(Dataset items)
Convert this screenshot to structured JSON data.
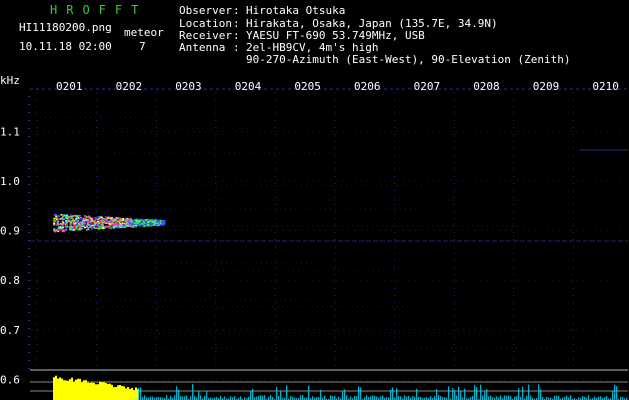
{
  "header": {
    "title": "HROFFT",
    "filename": "HI11180200.png",
    "meteor_label": "meteor",
    "datetime": "10.11.18 02:00",
    "meteor_count": "7",
    "info": [
      {
        "label": "Observer",
        "sep": ":",
        "value": "Hirotaka Otsuka"
      },
      {
        "label": "Location",
        "sep": ":",
        "value": "Hirakata, Osaka, Japan (135.7E, 34.9N)"
      },
      {
        "label": "Receiver",
        "sep": ":",
        "value": "YAESU FT-690 53.749MHz, USB"
      },
      {
        "label": "Antenna",
        "sep": ":",
        "value": "2el-HB9CV, 4m's high"
      },
      {
        "label": "",
        "sep": "",
        "value": "90-270-Azimuth (East-West), 90-Elevation (Zenith)"
      }
    ]
  },
  "chart_data": {
    "type": "heatmap",
    "ylabel": "kHz",
    "y_ticks": [
      "1.1",
      "1.0",
      "0.9",
      "0.8",
      "0.7",
      "0.6"
    ],
    "x_ticks": [
      "0201",
      "0202",
      "0203",
      "0204",
      "0205",
      "0206",
      "0207",
      "0208",
      "0209",
      "0210"
    ],
    "echo": {
      "start_min": 0.0,
      "end_min": 2.3,
      "freq_khz": 0.905
    },
    "colors": {
      "title": "#33cc33",
      "echo_hot": "#ff2020",
      "echo_mid": "#40ff40",
      "echo_cool": "#3050ff",
      "bars": "#ffff00",
      "baseline": "#00e0ff",
      "grid": "#3838c8"
    }
  }
}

» Set problem: Return the listing above word for word, with the pictures removed.

» Task response:
Convert this screenshot to structured JSON data.
{
  "header": {
    "title": "HROFFT",
    "filename": "HI11180200.png",
    "meteor_label": "meteor",
    "datetime": "10.11.18 02:00",
    "meteor_count": "7",
    "info": [
      {
        "label": "Observer",
        "sep": ":",
        "value": "Hirotaka Otsuka"
      },
      {
        "label": "Location",
        "sep": ":",
        "value": "Hirakata, Osaka, Japan (135.7E, 34.9N)"
      },
      {
        "label": "Receiver",
        "sep": ":",
        "value": "YAESU FT-690 53.749MHz, USB"
      },
      {
        "label": "Antenna",
        "sep": ":",
        "value": "2el-HB9CV, 4m's high"
      },
      {
        "label": "",
        "sep": "",
        "value": "90-270-Azimuth (East-West), 90-Elevation (Zenith)"
      }
    ]
  },
  "chart_data": {
    "type": "heatmap",
    "ylabel": "kHz",
    "y_ticks": [
      "1.1",
      "1.0",
      "0.9",
      "0.8",
      "0.7",
      "0.6"
    ],
    "x_ticks": [
      "0201",
      "0202",
      "0203",
      "0204",
      "0205",
      "0206",
      "0207",
      "0208",
      "0209",
      "0210"
    ],
    "echo": {
      "start_min": 0.0,
      "end_min": 2.3,
      "freq_khz": 0.905
    },
    "colors": {
      "title": "#33cc33",
      "echo_hot": "#ff2020",
      "echo_mid": "#40ff40",
      "echo_cool": "#3050ff",
      "bars": "#ffff00",
      "baseline": "#00e0ff",
      "grid": "#3838c8"
    }
  }
}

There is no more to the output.